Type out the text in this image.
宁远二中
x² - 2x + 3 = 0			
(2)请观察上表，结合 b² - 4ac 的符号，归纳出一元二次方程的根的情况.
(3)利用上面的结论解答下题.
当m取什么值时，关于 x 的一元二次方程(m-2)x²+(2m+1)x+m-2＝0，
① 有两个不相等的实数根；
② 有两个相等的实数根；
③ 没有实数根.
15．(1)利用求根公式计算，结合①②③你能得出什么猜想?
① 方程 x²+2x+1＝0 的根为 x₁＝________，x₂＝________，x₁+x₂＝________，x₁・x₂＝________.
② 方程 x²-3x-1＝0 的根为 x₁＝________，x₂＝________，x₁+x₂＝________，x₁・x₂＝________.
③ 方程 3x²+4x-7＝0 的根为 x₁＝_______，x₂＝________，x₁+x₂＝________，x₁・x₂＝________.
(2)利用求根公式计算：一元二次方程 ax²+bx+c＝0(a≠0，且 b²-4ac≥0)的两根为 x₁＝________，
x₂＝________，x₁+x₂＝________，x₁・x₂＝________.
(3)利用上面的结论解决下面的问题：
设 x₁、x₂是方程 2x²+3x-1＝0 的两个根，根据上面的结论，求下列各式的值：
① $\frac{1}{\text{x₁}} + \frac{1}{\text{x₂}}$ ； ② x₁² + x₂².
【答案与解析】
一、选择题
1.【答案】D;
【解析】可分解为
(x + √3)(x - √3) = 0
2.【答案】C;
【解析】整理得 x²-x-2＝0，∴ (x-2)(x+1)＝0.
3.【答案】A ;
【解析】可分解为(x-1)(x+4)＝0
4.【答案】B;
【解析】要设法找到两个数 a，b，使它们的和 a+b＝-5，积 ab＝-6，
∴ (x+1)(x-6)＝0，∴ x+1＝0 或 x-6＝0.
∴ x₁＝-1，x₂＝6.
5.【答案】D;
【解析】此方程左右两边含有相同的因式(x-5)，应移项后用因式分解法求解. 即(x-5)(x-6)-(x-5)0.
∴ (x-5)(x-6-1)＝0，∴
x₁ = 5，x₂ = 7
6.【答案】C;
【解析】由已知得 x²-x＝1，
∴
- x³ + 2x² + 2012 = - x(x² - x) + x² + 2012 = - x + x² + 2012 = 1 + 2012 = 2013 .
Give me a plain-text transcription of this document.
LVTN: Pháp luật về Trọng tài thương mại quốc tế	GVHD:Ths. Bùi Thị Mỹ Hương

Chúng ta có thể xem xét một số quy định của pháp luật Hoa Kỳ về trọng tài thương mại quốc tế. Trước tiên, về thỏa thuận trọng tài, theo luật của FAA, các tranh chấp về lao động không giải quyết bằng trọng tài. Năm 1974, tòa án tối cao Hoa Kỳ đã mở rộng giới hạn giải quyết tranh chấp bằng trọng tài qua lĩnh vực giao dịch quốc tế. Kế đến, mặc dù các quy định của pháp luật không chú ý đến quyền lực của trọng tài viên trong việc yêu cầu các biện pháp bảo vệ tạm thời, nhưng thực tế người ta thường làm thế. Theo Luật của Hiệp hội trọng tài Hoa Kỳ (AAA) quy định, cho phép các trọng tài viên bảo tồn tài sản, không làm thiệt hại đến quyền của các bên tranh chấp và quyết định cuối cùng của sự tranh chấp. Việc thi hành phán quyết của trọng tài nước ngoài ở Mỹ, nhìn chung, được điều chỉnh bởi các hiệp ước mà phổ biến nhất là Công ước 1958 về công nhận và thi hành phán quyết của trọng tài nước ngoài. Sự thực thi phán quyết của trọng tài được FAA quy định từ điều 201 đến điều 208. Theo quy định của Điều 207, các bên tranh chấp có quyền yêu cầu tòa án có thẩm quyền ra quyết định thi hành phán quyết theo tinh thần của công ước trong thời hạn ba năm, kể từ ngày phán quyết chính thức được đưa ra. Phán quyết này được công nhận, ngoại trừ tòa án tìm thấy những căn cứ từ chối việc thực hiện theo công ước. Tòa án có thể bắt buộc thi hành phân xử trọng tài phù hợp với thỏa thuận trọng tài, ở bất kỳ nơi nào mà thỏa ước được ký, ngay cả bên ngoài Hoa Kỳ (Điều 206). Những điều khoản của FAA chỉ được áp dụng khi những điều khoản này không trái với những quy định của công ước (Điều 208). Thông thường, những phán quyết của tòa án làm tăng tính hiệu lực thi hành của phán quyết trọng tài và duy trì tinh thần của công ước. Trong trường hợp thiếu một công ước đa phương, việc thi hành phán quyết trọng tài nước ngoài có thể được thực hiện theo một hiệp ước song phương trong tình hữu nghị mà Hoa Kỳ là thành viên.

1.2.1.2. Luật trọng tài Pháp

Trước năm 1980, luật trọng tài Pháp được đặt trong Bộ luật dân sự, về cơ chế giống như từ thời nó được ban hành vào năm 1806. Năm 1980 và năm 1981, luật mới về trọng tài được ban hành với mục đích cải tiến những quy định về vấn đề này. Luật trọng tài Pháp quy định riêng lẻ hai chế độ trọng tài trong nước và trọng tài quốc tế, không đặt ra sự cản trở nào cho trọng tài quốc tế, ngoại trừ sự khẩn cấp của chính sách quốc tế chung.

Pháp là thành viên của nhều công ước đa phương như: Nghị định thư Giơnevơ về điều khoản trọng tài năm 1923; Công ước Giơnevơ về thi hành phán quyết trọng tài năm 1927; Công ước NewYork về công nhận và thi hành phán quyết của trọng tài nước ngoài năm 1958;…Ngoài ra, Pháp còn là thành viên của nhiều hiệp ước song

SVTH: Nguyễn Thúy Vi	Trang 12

-----

Give only the number of lines in the entries above that contain the string "this".

= Finished answer =
2